- _What to produce_
Leave out pictures; repeat exactly the lines from the "What text is on this page?" line through the last of the data below.

───── Exercise data ─────

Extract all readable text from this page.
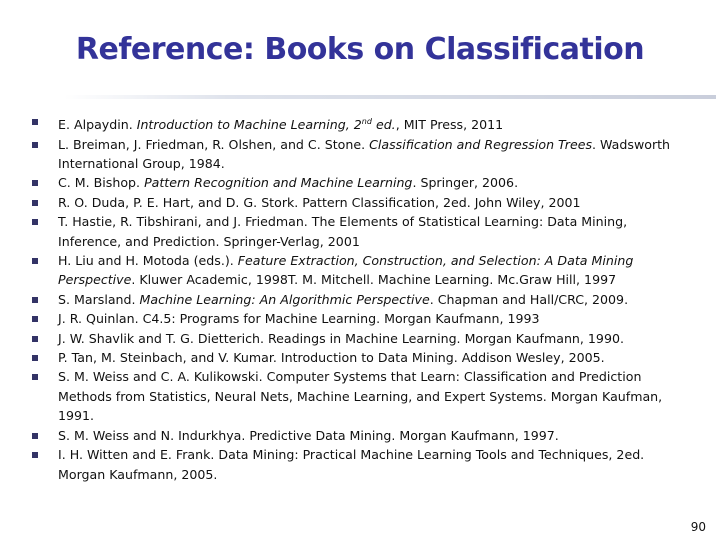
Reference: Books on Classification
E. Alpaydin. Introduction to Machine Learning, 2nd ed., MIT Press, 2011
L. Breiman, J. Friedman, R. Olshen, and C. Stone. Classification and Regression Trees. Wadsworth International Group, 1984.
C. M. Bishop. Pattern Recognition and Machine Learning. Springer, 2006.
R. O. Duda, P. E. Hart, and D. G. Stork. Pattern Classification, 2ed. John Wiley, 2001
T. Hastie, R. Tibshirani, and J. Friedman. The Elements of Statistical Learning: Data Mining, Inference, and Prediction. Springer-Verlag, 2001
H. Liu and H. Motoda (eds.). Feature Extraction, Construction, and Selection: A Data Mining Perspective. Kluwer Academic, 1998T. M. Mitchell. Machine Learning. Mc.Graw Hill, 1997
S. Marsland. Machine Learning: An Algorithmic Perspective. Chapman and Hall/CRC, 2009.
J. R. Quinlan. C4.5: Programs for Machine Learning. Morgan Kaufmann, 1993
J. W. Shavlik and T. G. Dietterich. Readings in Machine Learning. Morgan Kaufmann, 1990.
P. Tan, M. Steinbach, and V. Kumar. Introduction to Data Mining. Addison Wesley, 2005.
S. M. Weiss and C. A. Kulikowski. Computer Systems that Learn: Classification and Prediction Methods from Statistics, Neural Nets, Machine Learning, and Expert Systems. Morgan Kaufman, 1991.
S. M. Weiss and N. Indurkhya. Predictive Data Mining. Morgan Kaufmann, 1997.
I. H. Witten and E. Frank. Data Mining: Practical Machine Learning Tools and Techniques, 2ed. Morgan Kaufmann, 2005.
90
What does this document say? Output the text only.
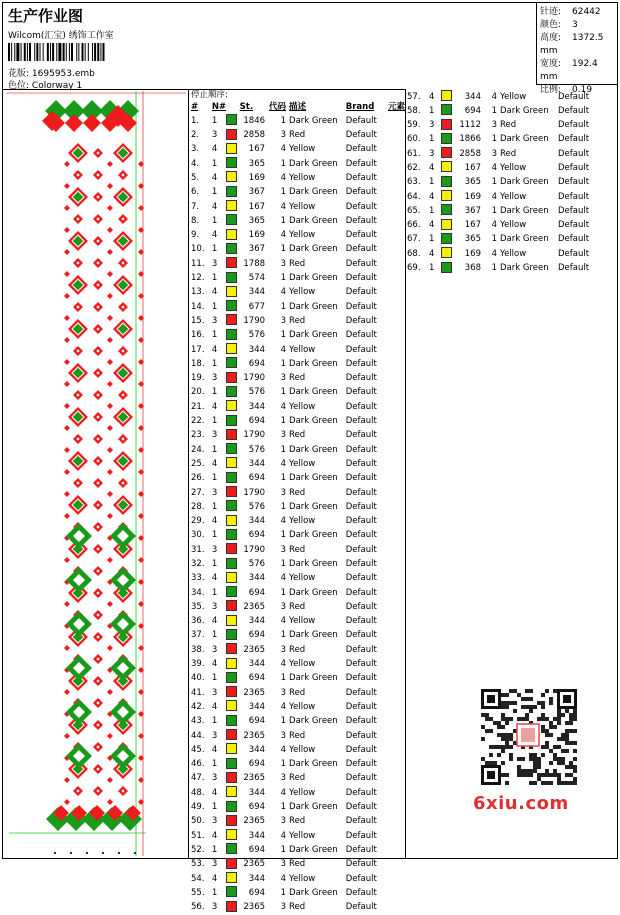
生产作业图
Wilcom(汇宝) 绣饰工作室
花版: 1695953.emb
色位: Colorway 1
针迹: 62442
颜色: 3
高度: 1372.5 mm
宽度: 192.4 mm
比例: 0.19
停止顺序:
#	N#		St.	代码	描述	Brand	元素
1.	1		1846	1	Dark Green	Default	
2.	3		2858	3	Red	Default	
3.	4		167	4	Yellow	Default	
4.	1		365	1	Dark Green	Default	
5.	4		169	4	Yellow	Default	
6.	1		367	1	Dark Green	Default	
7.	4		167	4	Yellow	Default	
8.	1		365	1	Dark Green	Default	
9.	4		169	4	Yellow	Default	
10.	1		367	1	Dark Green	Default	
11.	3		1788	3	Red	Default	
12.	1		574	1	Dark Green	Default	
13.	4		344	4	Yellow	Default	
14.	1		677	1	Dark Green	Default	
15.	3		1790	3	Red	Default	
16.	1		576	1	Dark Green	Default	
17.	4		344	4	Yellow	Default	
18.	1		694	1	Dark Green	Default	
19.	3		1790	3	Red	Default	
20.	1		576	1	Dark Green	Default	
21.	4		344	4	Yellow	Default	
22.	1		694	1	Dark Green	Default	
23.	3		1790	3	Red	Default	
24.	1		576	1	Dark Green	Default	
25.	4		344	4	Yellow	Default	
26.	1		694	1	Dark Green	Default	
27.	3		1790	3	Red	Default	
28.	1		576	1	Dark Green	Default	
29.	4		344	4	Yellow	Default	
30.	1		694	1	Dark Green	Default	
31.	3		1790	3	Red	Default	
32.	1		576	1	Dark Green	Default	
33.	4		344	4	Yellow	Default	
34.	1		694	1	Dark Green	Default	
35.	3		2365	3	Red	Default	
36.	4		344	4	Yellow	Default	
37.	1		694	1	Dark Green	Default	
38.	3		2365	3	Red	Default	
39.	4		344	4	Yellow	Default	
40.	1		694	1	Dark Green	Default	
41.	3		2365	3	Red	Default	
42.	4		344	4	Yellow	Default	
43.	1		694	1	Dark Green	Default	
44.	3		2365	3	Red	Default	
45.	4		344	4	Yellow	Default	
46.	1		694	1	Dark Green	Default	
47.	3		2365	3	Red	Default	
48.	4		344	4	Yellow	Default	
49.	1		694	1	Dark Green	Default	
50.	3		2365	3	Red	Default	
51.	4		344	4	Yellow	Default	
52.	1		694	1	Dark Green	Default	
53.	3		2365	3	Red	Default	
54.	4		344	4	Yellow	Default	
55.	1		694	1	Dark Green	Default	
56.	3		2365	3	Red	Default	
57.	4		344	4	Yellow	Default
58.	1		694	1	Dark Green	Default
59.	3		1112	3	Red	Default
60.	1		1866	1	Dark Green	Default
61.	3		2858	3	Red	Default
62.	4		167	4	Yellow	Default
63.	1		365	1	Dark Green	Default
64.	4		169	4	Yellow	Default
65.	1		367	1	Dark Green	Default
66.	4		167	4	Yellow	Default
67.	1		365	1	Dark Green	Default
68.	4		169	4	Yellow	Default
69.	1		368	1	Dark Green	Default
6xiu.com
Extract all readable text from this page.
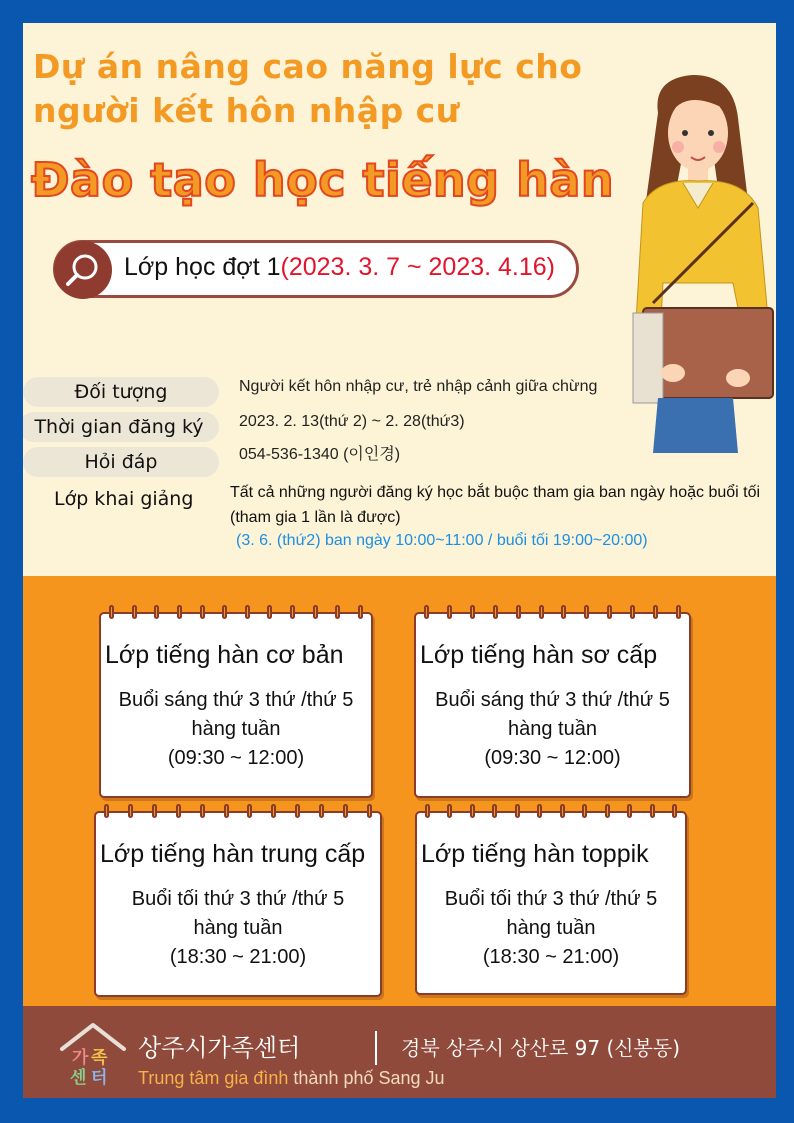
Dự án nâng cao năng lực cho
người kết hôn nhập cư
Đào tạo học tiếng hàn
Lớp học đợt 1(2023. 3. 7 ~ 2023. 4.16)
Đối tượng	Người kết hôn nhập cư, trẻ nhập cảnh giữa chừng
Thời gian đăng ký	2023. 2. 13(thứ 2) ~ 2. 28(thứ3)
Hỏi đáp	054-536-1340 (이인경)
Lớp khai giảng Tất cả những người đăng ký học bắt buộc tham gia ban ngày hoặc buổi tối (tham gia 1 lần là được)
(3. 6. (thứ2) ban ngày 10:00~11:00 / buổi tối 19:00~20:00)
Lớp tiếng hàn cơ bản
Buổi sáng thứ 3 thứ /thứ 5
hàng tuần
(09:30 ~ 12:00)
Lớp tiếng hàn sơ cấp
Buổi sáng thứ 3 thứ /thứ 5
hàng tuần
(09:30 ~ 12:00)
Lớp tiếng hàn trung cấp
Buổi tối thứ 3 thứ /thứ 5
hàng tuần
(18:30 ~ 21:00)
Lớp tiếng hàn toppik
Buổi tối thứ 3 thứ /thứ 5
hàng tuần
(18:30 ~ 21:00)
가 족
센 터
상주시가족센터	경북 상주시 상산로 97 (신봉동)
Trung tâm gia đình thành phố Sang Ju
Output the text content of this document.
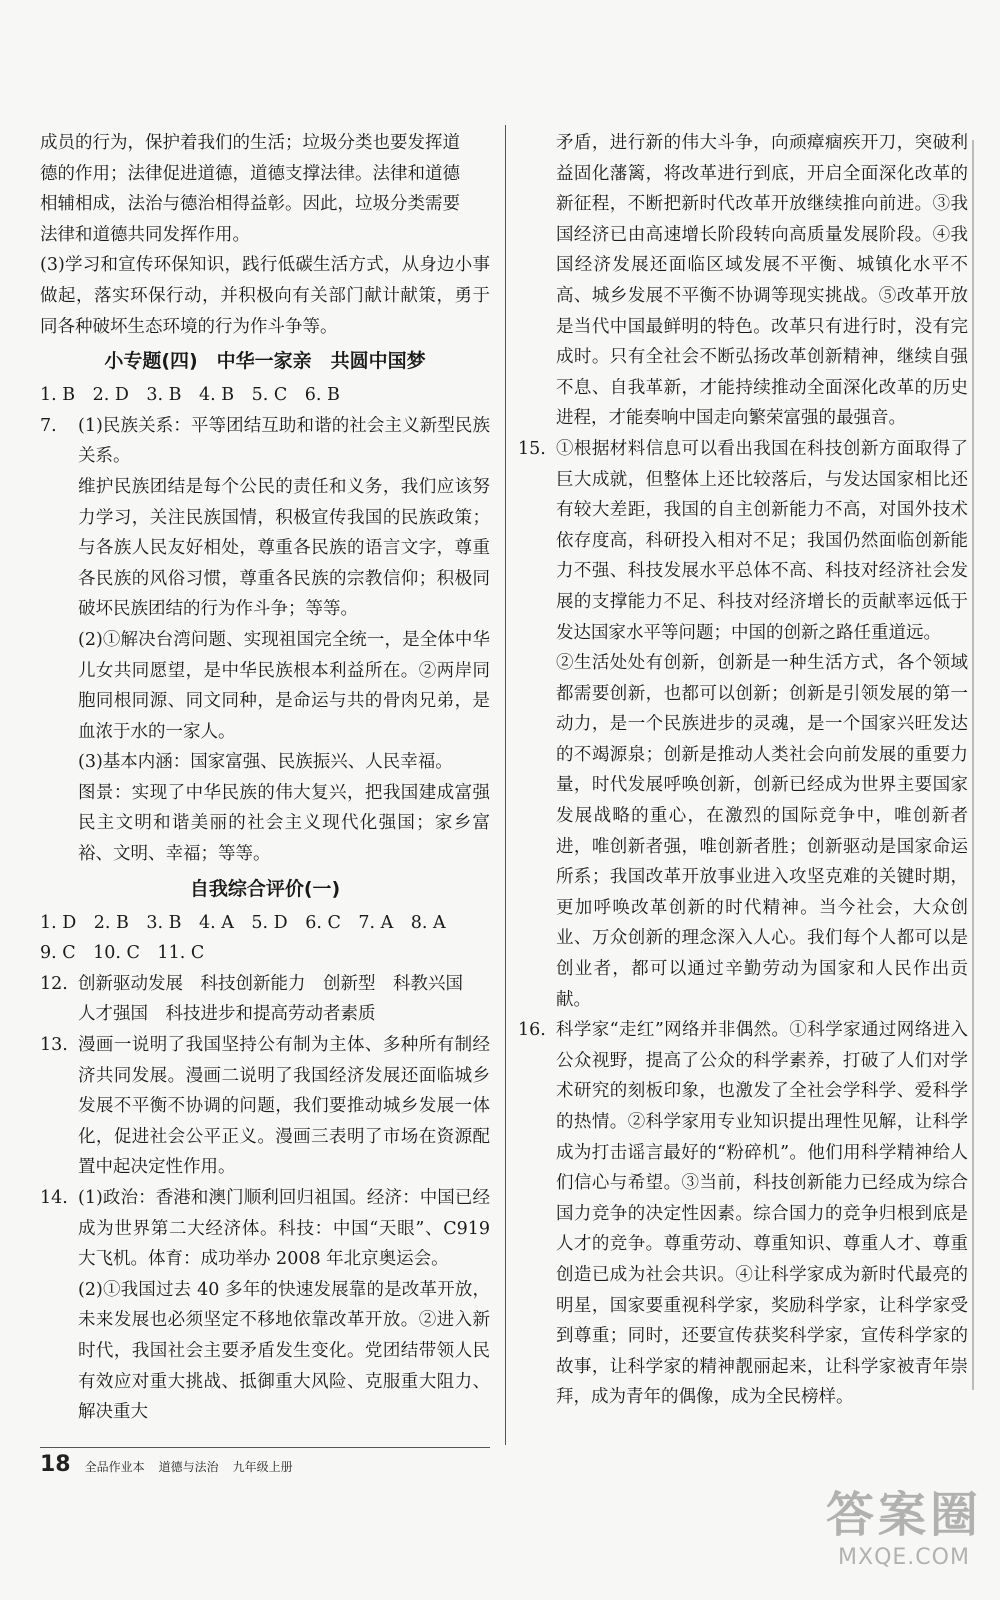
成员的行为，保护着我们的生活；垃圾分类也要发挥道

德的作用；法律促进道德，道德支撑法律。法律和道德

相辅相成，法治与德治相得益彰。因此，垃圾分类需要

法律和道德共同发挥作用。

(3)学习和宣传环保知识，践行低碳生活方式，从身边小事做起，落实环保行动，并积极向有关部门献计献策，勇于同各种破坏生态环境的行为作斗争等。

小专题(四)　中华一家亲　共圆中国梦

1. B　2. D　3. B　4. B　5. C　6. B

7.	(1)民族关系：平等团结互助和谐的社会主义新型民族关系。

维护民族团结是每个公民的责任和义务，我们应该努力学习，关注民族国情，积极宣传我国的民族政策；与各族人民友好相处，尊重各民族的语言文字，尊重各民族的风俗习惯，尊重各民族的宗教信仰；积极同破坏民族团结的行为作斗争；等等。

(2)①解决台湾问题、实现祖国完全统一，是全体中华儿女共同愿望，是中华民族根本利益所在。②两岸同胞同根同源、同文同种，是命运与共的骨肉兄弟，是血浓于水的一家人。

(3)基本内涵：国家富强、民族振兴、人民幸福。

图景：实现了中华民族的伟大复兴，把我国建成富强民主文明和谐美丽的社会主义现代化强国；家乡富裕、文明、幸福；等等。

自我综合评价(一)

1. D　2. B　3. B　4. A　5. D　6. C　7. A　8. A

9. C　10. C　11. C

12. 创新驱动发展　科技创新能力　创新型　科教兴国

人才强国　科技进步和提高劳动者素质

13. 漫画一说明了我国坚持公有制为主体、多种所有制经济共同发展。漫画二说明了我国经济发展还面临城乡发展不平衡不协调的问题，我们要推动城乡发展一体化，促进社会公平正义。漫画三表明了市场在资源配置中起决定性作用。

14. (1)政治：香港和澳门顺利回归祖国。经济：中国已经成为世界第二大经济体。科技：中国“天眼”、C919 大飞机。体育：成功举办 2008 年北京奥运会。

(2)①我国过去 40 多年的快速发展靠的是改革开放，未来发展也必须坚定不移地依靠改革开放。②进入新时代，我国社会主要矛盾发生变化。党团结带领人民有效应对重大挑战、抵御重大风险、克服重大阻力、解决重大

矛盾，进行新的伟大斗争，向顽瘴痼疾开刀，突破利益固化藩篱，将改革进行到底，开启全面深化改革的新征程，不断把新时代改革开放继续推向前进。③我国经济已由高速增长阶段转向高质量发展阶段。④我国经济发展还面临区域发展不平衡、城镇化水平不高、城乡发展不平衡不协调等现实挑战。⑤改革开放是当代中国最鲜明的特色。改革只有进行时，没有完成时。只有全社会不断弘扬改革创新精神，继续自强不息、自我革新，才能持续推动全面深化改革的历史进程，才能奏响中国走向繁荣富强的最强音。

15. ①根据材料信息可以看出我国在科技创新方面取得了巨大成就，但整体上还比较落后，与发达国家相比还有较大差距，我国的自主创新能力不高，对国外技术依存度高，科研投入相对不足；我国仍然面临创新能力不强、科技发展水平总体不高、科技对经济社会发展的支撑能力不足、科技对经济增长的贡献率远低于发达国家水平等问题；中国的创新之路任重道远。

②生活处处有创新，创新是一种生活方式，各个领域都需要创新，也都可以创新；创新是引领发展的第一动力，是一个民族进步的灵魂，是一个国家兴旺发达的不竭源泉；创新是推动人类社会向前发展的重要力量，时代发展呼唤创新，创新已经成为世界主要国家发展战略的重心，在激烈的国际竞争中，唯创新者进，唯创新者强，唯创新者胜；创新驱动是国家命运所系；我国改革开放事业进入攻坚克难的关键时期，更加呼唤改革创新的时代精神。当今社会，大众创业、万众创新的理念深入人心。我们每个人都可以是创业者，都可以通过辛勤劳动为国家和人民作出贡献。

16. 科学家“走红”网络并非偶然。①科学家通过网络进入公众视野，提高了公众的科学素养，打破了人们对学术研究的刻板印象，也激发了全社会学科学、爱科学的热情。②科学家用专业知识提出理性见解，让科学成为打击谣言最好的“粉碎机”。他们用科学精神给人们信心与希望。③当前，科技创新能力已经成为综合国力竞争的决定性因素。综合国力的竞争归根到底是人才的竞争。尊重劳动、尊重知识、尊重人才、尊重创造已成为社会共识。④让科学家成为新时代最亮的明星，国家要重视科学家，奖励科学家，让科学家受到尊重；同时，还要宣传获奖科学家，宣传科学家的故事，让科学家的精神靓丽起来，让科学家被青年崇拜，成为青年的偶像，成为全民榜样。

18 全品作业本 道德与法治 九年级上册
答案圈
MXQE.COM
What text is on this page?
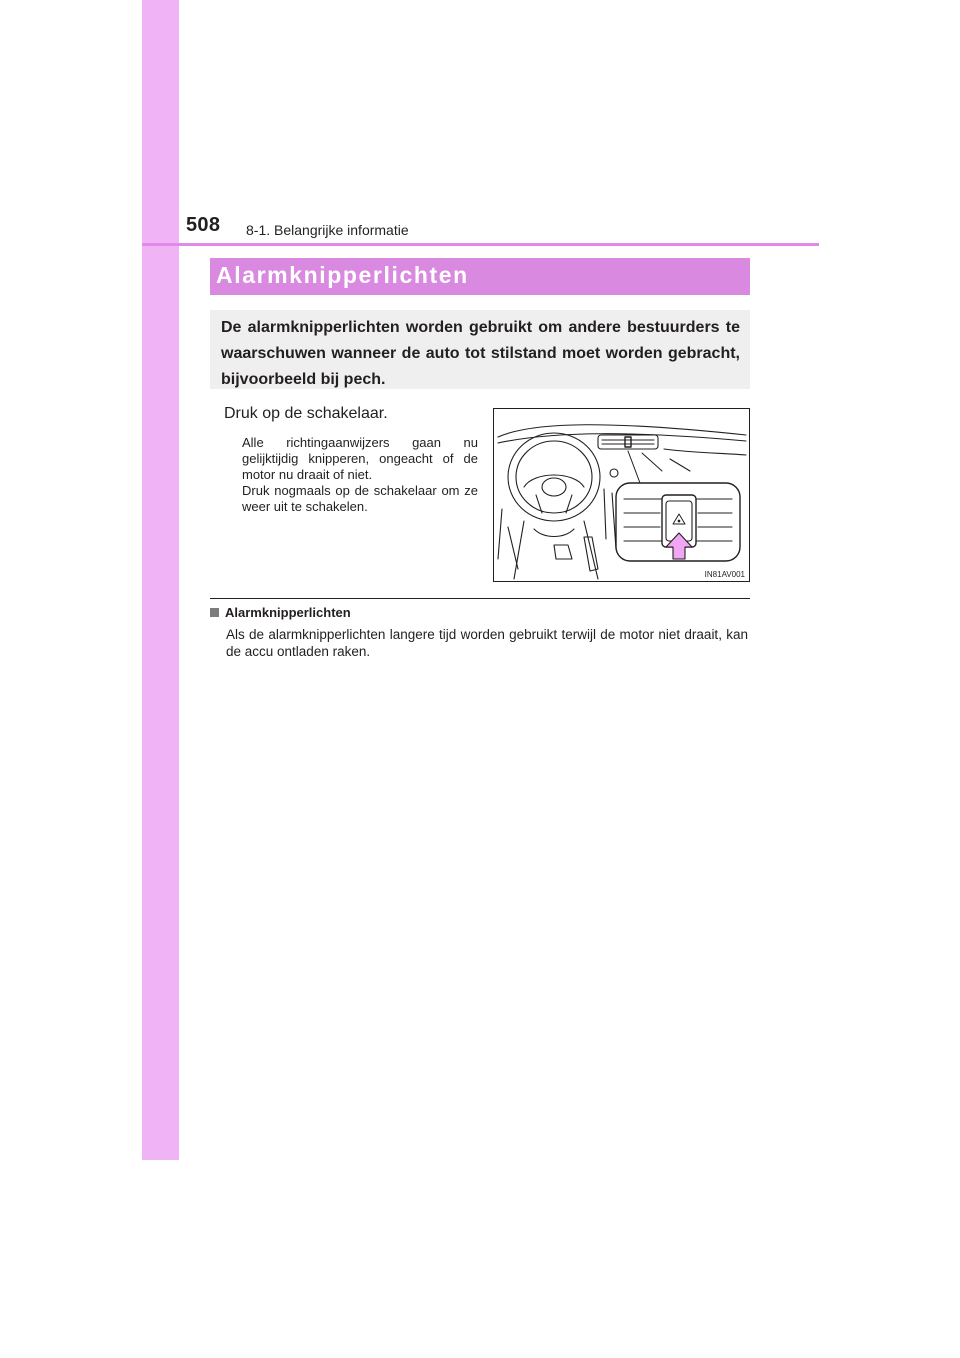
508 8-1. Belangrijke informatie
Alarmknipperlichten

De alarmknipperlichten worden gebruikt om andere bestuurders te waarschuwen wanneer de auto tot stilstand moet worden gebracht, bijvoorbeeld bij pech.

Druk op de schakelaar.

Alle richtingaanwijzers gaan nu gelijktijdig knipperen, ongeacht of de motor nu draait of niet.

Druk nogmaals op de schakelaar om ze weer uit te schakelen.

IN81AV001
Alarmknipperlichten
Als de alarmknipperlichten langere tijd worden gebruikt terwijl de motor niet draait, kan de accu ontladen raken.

─────

- _The completed task_
What text is on this page?
508 8-1. Belangrijke informatie
Alarmknipperlichten

De alarmknipperlichten worden gebruikt om andere bestuurders te waarschuwen wanneer de auto tot stilstand moet worden gebracht, bijvoorbeeld bij pech.

Druk op de schakelaar.

Alle richtingaanwijzers gaan nu gelijktijdig knipperen, ongeacht of de motor nu draait of niet.

Druk nogmaals op de schakelaar om ze weer uit te schakelen.

IN81AV001
Alarmknipperlichten
Als de alarmknipperlichten langere tijd worden gebruikt terwijl de motor niet draait, kan de accu ontladen raken.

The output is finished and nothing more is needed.